Can you give every line of the entries below as a JSON list of strings, one string per line, leaving out blank lines?

#### THE RECORDS:

>> begin

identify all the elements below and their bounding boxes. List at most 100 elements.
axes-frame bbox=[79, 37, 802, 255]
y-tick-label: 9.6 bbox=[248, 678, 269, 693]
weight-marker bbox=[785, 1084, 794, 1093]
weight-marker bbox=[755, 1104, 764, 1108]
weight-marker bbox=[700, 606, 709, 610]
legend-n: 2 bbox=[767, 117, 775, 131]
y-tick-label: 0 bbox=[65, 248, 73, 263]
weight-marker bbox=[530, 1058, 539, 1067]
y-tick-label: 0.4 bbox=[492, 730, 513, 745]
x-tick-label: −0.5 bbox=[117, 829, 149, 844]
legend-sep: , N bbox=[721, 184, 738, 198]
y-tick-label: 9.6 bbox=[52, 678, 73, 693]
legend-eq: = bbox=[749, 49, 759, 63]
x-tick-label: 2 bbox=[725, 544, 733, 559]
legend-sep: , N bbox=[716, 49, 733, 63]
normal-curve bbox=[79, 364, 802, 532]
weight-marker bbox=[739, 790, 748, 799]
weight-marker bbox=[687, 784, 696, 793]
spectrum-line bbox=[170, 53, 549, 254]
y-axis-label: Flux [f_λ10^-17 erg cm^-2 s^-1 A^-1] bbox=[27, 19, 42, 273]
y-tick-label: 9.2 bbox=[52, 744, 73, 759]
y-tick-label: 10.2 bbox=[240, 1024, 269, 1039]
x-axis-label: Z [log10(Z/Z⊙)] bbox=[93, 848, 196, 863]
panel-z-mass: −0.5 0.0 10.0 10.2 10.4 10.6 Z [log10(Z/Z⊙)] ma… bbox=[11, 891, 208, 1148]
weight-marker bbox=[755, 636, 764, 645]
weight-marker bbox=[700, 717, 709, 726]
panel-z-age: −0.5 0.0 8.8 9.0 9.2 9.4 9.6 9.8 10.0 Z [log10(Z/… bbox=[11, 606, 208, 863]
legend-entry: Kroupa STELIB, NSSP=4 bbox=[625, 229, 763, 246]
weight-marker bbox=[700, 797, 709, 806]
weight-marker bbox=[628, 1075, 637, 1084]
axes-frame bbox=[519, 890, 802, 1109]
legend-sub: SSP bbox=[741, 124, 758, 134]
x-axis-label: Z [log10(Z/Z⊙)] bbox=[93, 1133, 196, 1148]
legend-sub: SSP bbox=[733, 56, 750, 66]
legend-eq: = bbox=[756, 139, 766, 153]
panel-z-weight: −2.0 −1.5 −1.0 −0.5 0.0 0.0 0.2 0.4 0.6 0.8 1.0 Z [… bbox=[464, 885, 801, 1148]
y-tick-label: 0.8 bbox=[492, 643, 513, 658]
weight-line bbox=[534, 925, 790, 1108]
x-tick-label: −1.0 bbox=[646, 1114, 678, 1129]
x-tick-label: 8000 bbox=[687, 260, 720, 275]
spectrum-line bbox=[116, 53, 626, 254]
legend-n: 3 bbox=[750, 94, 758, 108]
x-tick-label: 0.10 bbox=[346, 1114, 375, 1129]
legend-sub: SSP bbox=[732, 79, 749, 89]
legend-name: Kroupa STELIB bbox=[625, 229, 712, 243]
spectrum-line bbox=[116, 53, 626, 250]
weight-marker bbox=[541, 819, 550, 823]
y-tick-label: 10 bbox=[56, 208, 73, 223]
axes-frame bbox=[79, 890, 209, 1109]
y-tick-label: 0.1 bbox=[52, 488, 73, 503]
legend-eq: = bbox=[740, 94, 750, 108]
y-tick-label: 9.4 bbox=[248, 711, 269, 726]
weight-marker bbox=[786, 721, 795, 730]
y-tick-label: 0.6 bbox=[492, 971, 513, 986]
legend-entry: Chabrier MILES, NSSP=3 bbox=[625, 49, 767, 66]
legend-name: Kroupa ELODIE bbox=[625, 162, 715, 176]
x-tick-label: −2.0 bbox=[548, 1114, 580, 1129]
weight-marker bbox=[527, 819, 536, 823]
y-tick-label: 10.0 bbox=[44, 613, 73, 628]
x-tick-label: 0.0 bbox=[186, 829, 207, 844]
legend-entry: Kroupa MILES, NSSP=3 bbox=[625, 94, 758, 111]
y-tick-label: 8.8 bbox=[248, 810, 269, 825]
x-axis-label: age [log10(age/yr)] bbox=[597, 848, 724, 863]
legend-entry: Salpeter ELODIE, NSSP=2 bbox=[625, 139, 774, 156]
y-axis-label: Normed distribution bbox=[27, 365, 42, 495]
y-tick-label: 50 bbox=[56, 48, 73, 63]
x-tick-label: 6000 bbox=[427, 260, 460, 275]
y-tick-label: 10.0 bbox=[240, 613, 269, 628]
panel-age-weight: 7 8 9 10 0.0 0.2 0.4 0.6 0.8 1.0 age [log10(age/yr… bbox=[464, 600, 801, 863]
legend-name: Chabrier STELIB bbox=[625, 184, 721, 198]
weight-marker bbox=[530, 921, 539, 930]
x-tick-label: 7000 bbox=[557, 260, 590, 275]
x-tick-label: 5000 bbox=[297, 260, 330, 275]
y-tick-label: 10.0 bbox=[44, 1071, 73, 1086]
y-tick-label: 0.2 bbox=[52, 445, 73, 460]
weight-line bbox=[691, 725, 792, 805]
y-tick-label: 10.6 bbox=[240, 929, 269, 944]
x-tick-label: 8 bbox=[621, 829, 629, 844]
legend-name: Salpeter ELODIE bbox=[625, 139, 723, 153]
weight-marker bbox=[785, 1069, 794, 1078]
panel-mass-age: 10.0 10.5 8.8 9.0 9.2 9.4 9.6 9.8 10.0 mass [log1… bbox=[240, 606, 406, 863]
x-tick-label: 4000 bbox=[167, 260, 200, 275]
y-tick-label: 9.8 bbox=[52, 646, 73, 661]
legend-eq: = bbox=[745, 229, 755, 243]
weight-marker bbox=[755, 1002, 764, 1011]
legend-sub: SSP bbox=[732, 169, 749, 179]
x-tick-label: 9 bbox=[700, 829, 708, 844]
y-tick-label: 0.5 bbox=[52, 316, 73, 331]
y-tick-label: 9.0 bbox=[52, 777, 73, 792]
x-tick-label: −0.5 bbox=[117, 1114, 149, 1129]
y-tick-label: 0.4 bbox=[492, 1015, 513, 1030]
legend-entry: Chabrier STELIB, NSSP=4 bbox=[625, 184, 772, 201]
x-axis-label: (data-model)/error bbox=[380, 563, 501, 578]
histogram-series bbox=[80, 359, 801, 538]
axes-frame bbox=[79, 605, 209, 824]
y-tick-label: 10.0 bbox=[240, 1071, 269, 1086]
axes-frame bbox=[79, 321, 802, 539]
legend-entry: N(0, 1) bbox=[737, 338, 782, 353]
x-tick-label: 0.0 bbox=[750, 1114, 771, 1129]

>> end

#### SOLUTION:
[
  "identify all the elements below and their bounding boxes. List at most 100 elements.",
  "axes-frame bbox=[79, 37, 802, 255]",
  "y-tick-label: 9.6 bbox=[248, 678, 269, 693]",
  "weight-marker bbox=[785, 1084, 794, 1093]",
  "weight-marker bbox=[755, 1104, 764, 1108]",
  "weight-marker bbox=[700, 606, 709, 610]",
  "legend-n: 2 bbox=[767, 117, 775, 131]",
  "y-tick-label: 0 bbox=[65, 248, 73, 263]",
  "weight-marker bbox=[530, 1058, 539, 1067]",
  "y-tick-label: 0.4 bbox=[492, 730, 513, 745]",
  "x-tick-label: −0.5 bbox=[117, 829, 149, 844]",
  "legend-sep: , N bbox=[721, 184, 738, 198]",
  "y-tick-label: 9.6 bbox=[52, 678, 73, 693]",
  "legend-eq: = bbox=[749, 49, 759, 63]",
  "x-tick-label: 2 bbox=[725, 544, 733, 559]",
  "legend-sep: , N bbox=[716, 49, 733, 63]",
  "normal-curve bbox=[79, 364, 802, 532]",
  "weight-marker bbox=[739, 790, 748, 799]",
  "weight-marker bbox=[687, 784, 696, 793]",
  "spectrum-line bbox=[170, 53, 549, 254]",
  "y-axis-label: Flux [f_λ10^-17 erg cm^-2 s^-1 A^-1] bbox=[27, 19, 42, 273]",
  "y-tick-label: 9.2 bbox=[52, 744, 73, 759]",
  "y-tick-label: 10.2 bbox=[240, 1024, 269, 1039]",
  "x-axis-label: Z [log10(Z/Z⊙)] bbox=[93, 848, 196, 863]",
  "panel-z-mass: −0.5 0.0 10.0 10.2 10.4 10.6 Z [log10(Z/Z⊙)] ma… bbox=[11, 891, 208, 1148]",
  "weight-marker bbox=[755, 636, 764, 645]",
  "weight-marker bbox=[700, 717, 709, 726]",
  "panel-z-age: −0.5 0.0 8.8 9.0 9.2 9.4 9.6 9.8 10.0 Z [log10(Z/… bbox=[11, 606, 208, 863]",
  "legend-entry: Kroupa STELIB, NSSP=4 bbox=[625, 229, 763, 246]",
  "weight-marker bbox=[700, 797, 709, 806]",
  "weight-marker bbox=[628, 1075, 637, 1084]",
  "axes-frame bbox=[519, 890, 802, 1109]",
  "legend-sub: SSP bbox=[741, 124, 758, 134]",
  "x-axis-label: Z [log10(Z/Z⊙)] bbox=[93, 1133, 196, 1148]",
  "legend-sub: SSP bbox=[733, 56, 750, 66]",
  "legend-eq: = bbox=[756, 139, 766, 153]",
  "panel-z-weight: −2.0 −1.5 −1.0 −0.5 0.0 0.0 0.2 0.4 0.6 0.8 1.0 Z [… bbox=[464, 885, 801, 1148]",
  "y-tick-label: 0.8 bbox=[492, 643, 513, 658]",
  "weight-line bbox=[534, 925, 790, 1108]",
  "x-tick-label: −1.0 bbox=[646, 1114, 678, 1129]",
  "x-tick-label: 8000 bbox=[687, 260, 720, 275]",
  "spectrum-line bbox=[116, 53, 626, 254]",
  "legend-n: 3 bbox=[750, 94, 758, 108]",
  "x-tick-label: 0.10 bbox=[346, 1114, 375, 1129]",
  "legend-sub: SSP bbox=[732, 79, 749, 89]",
  "legend-name: Kroupa STELIB bbox=[625, 229, 712, 243]",
  "spectrum-line bbox=[116, 53, 626, 250]",
  "weight-marker bbox=[541, 819, 550, 823]",
  "y-tick-label: 10 bbox=[56, 208, 73, 223]",
  "axes-frame bbox=[79, 890, 209, 1109]",
  "y-tick-label: 0.1 bbox=[52, 488, 73, 503]",
  "legend-eq: = bbox=[740, 94, 750, 108]",
  "y-tick-label: 9.4 bbox=[248, 711, 269, 726]",
  "weight-marker bbox=[786, 721, 795, 730]",
  "y-tick-label: 0.6 bbox=[492, 971, 513, 986]",
  "legend-entry: Chabrier MILES, NSSP=3 bbox=[625, 49, 767, 66]",
  "legend-name: Kroupa ELODIE bbox=[625, 162, 715, 176]",
  "x-tick-label: −2.0 bbox=[548, 1114, 580, 1129]",
  "weight-marker bbox=[527, 819, 536, 823]",
  "y-tick-label: 10.0 bbox=[44, 613, 73, 628]",
  "x-tick-label: 0.0 bbox=[186, 829, 207, 844]",
  "legend-entry: Kroupa MILES, NSSP=3 bbox=[625, 94, 758, 111]",
  "y-tick-label: 8.8 bbox=[248, 810, 269, 825]",
  "x-axis-label: age [log10(age/yr)] bbox=[597, 848, 724, 863]",
  "legend-entry: Salpeter ELODIE, NSSP=2 bbox=[625, 139, 774, 156]",
  "y-axis-label: Normed distribution bbox=[27, 365, 42, 495]",
  "y-tick-label: 50 bbox=[56, 48, 73, 63]",
  "x-tick-label: 6000 bbox=[427, 260, 460, 275]",
  "y-tick-label: 10.0 bbox=[240, 613, 269, 628]",
  "panel-age-weight: 7 8 9 10 0.0 0.2 0.4 0.6 0.8 1.0 age [log10(age/yr… bbox=[464, 600, 801, 863]",
  "legend-name: Chabrier STELIB bbox=[625, 184, 721, 198]",
  "weight-marker bbox=[530, 921, 539, 930]",
  "x-tick-label: 7000 bbox=[557, 260, 590, 275]",
  "x-tick-label: 5000 bbox=[297, 260, 330, 275]",
  "y-tick-label: 10.0 bbox=[44, 1071, 73, 1086]",
  "y-tick-label: 0.2 bbox=[52, 445, 73, 460]",
  "weight-line bbox=[691, 725, 792, 805]",
  "y-tick-label: 10.6 bbox=[240, 929, 269, 944]",
  "x-tick-label: 8 bbox=[621, 829, 629, 844]",
  "legend-name: Salpeter ELODIE bbox=[625, 139, 723, 153]",
  "weight-marker bbox=[785, 1069, 794, 1078]",
  "panel-mass-age: 10.0 10.5 8.8 9.0 9.2 9.4 9.6 9.8 10.0 mass [log1… bbox=[240, 606, 406, 863]",
  "x-tick-label: 4000 bbox=[167, 260, 200, 275]",
  "y-tick-label: 9.8 bbox=[52, 646, 73, 661]",
  "legend-eq: = bbox=[745, 229, 755, 243]",
  "weight-marker bbox=[755, 1002, 764, 1011]",
  "legend-sub: SSP bbox=[732, 169, 749, 179]",
  "x-tick-label: 9 bbox=[700, 829, 708, 844]",
  "y-tick-label: 0.5 bbox=[52, 316, 73, 331]",
  "y-tick-label: 9.0 bbox=[52, 777, 73, 792]",
  "x-tick-label: −0.5 bbox=[117, 1114, 149, 1129]",
  "y-tick-label: 0.4 bbox=[492, 1015, 513, 1030]",
  "legend-entry: Chabrier STELIB, NSSP=4 bbox=[625, 184, 772, 201]",
  "x-axis-label: (data-model)/error bbox=[380, 563, 501, 578]",
  "histogram-series bbox=[80, 359, 801, 538]",
  "axes-frame bbox=[79, 605, 209, 824]",
  "y-tick-label: 10.0 bbox=[240, 1071, 269, 1086]",
  "axes-frame bbox=[79, 321, 802, 539]",
  "legend-entry: N(0, 1) bbox=[737, 338, 782, 353]",
  "x-tick-label: 0.0 bbox=[750, 1114, 771, 1129]"
]